*Dataset entries on figures*
● ● ● ●

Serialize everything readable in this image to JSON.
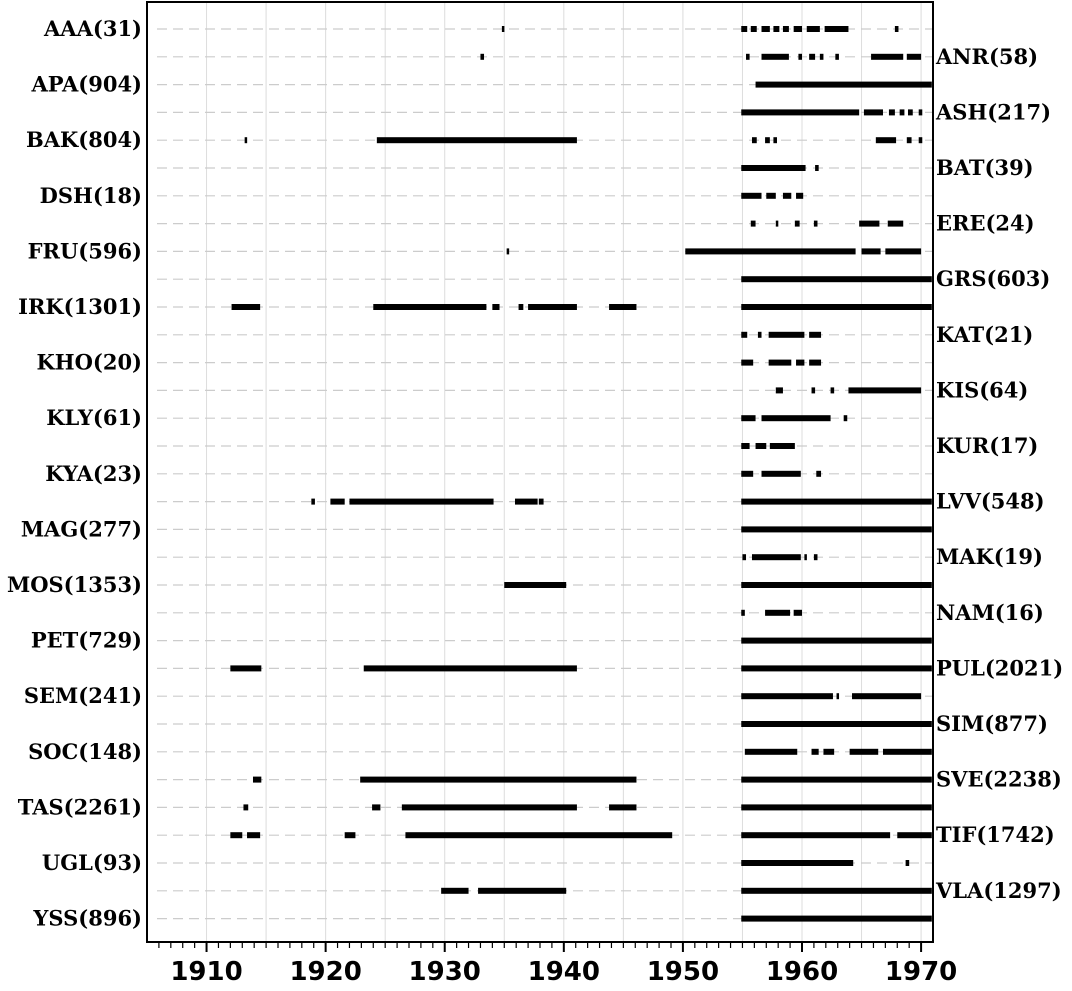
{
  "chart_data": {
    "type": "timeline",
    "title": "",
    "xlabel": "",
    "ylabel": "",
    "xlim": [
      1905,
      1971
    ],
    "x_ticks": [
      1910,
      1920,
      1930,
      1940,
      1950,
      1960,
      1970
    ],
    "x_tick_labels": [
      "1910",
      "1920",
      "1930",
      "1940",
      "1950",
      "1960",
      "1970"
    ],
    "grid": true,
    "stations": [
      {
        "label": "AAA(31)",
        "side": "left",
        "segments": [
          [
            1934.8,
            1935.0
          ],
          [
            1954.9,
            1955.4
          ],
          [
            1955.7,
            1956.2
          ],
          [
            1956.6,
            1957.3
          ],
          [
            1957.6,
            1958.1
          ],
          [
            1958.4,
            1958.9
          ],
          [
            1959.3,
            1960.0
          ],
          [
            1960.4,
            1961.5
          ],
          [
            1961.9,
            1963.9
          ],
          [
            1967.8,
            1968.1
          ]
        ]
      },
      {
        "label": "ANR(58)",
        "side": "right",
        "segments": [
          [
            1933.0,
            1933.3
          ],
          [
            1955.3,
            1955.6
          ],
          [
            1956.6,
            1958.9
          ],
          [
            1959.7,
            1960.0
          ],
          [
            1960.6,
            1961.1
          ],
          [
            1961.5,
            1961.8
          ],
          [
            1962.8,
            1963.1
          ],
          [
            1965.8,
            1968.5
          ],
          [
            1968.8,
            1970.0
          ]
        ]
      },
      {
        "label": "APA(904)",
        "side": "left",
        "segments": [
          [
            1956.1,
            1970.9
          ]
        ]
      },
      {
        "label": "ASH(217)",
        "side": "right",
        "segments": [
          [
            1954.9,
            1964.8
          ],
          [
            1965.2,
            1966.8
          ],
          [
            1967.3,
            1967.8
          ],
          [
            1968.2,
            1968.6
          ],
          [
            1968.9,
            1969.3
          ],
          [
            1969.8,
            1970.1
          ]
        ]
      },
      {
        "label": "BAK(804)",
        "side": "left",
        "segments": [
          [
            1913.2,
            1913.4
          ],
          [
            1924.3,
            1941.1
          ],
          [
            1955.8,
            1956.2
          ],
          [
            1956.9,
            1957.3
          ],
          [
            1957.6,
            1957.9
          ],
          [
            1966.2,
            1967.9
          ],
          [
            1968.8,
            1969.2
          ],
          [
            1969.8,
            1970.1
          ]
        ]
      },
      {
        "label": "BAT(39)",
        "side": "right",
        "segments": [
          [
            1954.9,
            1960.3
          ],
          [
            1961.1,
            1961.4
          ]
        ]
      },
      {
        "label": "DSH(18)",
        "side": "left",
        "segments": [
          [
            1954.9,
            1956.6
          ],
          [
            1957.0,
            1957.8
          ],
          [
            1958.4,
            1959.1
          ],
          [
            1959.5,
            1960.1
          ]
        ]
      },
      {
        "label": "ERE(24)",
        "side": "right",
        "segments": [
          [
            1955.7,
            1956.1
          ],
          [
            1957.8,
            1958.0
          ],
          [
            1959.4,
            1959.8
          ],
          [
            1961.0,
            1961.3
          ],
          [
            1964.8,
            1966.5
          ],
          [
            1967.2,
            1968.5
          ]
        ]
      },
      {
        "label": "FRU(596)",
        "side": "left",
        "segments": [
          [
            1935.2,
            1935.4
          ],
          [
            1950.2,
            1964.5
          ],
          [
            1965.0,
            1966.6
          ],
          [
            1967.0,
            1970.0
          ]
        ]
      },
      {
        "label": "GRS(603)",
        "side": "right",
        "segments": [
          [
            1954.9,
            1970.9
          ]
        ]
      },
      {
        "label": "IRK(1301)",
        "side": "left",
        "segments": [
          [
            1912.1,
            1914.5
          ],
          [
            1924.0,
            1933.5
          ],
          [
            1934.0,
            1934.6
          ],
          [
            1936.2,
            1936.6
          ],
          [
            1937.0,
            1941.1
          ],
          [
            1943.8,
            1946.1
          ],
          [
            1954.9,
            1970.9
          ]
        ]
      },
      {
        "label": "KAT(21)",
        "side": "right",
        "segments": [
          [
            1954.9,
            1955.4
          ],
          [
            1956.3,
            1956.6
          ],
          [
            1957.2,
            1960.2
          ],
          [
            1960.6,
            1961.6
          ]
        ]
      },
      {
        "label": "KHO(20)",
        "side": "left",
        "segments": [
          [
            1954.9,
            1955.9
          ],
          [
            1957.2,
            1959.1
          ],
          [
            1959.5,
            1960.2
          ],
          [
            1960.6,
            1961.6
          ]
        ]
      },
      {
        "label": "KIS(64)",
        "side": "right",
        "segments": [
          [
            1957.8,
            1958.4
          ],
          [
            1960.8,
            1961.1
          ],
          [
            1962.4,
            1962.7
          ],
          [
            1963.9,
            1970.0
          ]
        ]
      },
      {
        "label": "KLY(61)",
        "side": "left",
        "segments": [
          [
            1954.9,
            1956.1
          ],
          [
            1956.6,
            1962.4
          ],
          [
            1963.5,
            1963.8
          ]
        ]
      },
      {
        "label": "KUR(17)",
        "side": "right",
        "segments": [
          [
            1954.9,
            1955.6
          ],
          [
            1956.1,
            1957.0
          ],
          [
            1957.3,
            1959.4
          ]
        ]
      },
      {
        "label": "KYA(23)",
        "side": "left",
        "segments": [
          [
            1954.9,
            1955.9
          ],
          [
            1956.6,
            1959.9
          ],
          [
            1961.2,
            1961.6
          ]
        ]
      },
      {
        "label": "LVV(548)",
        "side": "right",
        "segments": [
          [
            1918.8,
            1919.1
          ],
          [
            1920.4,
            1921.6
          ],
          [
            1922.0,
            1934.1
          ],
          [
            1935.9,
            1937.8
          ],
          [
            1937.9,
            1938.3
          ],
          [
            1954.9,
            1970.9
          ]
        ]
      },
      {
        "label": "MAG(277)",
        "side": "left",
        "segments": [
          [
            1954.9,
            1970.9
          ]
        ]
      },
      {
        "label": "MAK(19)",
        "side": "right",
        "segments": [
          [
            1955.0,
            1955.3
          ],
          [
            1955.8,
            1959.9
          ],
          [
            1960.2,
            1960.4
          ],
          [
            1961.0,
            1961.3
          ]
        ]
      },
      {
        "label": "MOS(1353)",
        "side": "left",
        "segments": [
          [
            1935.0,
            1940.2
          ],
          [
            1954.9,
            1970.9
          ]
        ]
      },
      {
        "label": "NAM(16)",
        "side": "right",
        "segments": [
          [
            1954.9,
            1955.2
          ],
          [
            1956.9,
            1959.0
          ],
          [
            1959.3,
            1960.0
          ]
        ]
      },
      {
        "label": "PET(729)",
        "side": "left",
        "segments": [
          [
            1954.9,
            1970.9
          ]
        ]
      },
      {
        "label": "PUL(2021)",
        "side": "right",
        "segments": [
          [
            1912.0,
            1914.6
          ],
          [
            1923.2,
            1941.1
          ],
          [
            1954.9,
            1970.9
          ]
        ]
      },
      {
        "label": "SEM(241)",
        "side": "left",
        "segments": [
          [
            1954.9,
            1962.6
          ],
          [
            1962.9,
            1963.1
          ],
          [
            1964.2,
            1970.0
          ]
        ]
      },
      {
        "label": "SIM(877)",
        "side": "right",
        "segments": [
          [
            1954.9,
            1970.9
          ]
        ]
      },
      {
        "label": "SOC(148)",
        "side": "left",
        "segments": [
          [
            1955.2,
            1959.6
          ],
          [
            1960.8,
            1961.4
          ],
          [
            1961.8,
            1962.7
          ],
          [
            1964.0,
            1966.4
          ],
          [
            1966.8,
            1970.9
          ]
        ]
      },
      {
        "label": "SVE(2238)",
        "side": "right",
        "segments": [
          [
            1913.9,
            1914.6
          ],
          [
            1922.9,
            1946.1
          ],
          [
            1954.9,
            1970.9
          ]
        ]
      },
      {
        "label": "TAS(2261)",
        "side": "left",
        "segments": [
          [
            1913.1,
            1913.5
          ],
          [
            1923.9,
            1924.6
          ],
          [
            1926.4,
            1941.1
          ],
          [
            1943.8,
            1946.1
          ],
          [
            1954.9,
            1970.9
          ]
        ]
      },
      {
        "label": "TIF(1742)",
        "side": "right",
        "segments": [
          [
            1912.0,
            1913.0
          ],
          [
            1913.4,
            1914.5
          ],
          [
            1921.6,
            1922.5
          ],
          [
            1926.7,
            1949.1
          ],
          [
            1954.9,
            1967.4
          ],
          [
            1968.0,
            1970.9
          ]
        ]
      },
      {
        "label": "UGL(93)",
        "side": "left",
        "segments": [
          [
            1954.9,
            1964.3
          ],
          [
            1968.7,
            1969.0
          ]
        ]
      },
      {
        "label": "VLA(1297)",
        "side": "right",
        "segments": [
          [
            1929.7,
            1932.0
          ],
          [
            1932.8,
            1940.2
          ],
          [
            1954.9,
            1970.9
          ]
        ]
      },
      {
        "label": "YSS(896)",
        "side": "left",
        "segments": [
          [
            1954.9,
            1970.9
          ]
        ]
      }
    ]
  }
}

● ● ● ●

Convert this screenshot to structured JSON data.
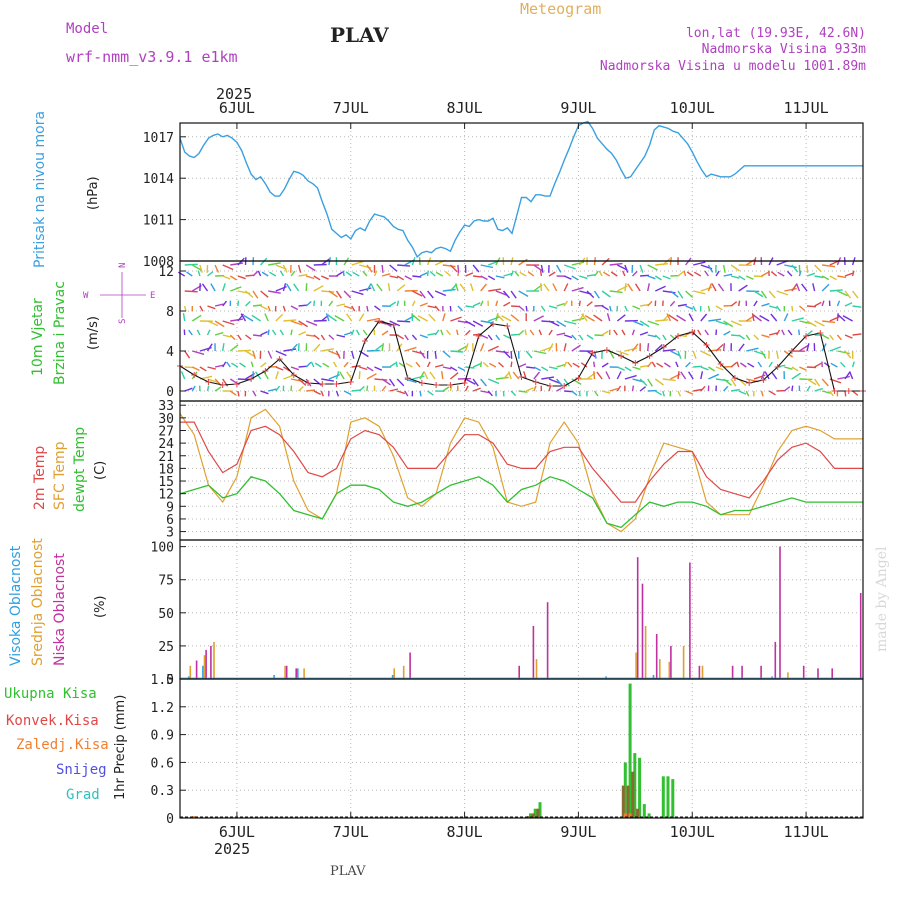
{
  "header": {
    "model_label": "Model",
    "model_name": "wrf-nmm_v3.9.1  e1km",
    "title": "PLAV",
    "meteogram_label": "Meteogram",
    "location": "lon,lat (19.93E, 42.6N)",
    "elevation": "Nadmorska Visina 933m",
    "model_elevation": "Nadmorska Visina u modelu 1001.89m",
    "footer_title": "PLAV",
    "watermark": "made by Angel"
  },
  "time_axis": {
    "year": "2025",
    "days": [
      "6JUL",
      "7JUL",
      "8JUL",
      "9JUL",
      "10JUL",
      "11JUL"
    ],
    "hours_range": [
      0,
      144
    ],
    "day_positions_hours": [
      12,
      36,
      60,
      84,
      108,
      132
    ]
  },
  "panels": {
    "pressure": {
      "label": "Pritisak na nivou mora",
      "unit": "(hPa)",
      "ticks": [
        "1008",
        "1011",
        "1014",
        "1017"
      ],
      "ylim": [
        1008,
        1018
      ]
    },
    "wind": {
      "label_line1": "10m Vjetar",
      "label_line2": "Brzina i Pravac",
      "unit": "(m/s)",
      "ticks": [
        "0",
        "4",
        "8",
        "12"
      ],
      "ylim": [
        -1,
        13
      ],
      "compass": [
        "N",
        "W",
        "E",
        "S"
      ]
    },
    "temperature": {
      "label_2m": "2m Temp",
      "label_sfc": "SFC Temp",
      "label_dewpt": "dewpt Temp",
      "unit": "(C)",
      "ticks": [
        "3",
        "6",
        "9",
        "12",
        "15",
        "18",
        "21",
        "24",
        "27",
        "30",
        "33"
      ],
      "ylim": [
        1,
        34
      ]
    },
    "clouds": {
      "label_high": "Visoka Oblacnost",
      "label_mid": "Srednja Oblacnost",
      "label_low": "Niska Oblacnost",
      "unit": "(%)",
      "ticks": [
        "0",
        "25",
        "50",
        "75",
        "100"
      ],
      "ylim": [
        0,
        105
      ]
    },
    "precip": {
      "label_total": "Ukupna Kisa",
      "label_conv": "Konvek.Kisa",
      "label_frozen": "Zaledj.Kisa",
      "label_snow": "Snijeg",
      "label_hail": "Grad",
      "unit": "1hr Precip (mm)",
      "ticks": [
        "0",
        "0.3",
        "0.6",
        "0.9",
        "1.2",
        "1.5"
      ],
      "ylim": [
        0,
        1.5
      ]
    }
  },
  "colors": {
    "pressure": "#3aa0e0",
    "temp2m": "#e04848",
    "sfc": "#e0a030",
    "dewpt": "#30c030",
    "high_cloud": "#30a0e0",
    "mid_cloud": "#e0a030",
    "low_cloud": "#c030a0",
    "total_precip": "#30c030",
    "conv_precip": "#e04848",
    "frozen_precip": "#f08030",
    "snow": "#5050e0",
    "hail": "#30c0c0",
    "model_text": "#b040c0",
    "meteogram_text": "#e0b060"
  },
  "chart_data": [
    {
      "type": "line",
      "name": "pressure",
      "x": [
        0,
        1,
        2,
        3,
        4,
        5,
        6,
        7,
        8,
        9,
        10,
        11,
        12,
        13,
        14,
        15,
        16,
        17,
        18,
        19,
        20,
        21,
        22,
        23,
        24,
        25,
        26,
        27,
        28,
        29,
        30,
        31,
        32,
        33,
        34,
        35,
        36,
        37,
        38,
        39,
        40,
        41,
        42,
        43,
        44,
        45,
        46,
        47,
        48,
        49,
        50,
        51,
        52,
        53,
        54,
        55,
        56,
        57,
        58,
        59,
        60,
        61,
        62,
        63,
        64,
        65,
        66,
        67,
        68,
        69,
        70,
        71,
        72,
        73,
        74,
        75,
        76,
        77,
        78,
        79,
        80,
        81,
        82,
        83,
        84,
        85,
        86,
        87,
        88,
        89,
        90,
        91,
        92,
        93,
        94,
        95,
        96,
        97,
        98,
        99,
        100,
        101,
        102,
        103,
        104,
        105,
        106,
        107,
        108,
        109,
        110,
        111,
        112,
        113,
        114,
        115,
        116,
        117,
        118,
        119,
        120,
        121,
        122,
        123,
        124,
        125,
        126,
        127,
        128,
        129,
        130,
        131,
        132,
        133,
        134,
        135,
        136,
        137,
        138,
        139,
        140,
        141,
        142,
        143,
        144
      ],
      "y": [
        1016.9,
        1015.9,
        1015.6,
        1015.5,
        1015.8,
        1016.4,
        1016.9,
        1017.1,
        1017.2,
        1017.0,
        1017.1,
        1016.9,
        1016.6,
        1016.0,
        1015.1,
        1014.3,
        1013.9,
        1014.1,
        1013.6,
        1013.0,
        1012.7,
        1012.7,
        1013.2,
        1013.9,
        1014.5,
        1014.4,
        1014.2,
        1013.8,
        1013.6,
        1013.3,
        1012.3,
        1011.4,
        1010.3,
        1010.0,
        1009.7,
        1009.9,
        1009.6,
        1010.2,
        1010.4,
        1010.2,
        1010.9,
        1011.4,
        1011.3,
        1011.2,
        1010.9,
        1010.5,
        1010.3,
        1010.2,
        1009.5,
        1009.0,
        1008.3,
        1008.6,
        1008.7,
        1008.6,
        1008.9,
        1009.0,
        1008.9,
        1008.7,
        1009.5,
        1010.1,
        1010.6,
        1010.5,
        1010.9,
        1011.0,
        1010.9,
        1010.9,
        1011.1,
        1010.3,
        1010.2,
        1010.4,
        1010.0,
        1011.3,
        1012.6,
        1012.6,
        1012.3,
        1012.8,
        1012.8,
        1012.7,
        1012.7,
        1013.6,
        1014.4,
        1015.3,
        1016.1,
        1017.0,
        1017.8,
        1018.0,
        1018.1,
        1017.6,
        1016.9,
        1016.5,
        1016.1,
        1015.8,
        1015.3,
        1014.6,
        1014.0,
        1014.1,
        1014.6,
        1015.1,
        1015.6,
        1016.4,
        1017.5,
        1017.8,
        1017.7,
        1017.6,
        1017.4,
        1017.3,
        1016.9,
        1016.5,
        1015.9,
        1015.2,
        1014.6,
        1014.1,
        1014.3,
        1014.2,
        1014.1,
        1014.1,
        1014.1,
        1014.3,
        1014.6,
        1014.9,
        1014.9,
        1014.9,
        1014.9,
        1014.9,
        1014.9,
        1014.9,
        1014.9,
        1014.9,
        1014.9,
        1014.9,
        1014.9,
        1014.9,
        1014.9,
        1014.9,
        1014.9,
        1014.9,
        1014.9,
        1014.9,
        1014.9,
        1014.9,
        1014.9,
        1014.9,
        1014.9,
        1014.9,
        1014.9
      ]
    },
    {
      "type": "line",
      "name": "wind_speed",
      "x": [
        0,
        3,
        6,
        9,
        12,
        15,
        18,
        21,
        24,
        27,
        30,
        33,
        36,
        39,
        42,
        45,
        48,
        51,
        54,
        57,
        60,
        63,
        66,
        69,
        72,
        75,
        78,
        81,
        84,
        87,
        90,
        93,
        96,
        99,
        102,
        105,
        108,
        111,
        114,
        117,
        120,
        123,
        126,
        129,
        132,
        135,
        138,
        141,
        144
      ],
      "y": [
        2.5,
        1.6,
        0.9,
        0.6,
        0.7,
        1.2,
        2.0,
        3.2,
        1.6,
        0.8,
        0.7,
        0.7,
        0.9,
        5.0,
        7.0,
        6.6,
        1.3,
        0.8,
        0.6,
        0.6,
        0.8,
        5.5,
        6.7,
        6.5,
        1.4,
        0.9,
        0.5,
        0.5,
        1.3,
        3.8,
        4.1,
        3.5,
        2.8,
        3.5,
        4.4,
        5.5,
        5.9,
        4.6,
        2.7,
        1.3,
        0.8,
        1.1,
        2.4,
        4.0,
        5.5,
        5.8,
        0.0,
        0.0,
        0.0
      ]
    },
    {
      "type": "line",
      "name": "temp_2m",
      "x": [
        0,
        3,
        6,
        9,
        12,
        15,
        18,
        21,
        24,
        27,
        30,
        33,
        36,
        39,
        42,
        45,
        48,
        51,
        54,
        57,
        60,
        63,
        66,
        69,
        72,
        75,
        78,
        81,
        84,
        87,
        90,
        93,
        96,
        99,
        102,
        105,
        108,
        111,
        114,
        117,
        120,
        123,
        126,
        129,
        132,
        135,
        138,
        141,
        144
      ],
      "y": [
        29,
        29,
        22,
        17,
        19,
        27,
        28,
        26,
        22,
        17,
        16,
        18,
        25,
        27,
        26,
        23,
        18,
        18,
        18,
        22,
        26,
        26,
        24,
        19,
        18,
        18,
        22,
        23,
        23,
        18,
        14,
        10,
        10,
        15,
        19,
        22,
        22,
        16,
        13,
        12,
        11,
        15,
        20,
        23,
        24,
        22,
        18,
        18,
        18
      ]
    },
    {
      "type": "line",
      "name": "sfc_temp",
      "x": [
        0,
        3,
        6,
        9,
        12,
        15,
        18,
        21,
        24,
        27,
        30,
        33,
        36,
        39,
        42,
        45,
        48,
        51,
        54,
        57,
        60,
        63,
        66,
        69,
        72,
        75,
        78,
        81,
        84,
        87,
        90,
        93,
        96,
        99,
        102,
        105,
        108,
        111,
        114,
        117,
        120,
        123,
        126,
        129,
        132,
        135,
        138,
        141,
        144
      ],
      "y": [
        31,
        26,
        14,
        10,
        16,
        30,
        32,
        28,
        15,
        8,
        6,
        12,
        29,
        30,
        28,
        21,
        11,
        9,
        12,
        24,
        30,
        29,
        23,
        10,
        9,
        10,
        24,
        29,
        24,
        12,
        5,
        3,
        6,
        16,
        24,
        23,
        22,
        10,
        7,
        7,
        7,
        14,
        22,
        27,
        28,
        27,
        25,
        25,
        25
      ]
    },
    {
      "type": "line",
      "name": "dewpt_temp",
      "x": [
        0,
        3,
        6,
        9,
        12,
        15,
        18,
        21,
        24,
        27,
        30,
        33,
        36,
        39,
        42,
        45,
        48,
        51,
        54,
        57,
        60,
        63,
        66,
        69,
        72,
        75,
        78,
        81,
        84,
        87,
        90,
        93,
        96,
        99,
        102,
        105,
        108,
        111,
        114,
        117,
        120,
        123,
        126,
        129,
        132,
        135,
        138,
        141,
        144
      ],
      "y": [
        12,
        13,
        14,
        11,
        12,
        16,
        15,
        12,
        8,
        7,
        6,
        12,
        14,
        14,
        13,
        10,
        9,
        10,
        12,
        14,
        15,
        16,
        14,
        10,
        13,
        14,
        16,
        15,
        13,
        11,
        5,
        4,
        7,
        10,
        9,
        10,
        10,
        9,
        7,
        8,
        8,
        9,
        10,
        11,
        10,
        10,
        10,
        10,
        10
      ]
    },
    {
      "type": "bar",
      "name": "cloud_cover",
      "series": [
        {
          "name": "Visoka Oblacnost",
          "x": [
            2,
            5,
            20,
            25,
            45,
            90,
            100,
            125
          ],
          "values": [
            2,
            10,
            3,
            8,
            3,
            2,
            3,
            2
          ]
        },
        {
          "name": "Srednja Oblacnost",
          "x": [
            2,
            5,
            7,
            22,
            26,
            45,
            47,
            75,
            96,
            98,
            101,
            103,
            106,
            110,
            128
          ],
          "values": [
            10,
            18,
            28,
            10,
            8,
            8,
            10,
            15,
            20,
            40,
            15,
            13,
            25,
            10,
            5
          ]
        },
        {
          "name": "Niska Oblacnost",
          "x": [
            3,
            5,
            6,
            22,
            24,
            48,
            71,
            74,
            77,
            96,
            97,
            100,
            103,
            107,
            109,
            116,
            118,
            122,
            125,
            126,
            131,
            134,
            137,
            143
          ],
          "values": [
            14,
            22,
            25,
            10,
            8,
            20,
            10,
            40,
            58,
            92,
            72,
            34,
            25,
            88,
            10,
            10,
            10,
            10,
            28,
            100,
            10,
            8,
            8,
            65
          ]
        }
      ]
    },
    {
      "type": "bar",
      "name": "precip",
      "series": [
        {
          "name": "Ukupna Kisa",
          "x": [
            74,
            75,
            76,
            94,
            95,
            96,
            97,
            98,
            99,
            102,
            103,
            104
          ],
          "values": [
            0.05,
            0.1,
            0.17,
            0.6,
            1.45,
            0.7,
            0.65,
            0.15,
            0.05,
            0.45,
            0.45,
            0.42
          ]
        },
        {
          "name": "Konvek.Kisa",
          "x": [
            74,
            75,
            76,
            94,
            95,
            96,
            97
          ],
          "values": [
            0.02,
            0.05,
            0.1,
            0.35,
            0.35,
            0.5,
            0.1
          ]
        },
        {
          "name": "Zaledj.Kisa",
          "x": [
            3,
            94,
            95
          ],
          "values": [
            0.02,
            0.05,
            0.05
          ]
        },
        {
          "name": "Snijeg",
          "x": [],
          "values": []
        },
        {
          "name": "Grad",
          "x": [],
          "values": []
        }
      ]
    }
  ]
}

● ● ● ●

*Given instruction*
Copy every line in the listing above where the string "Zaledj" turns up.

*Task response*
      "label_frozen": "Zaledj.Kisa",
          "name": "Zaledj.Kisa",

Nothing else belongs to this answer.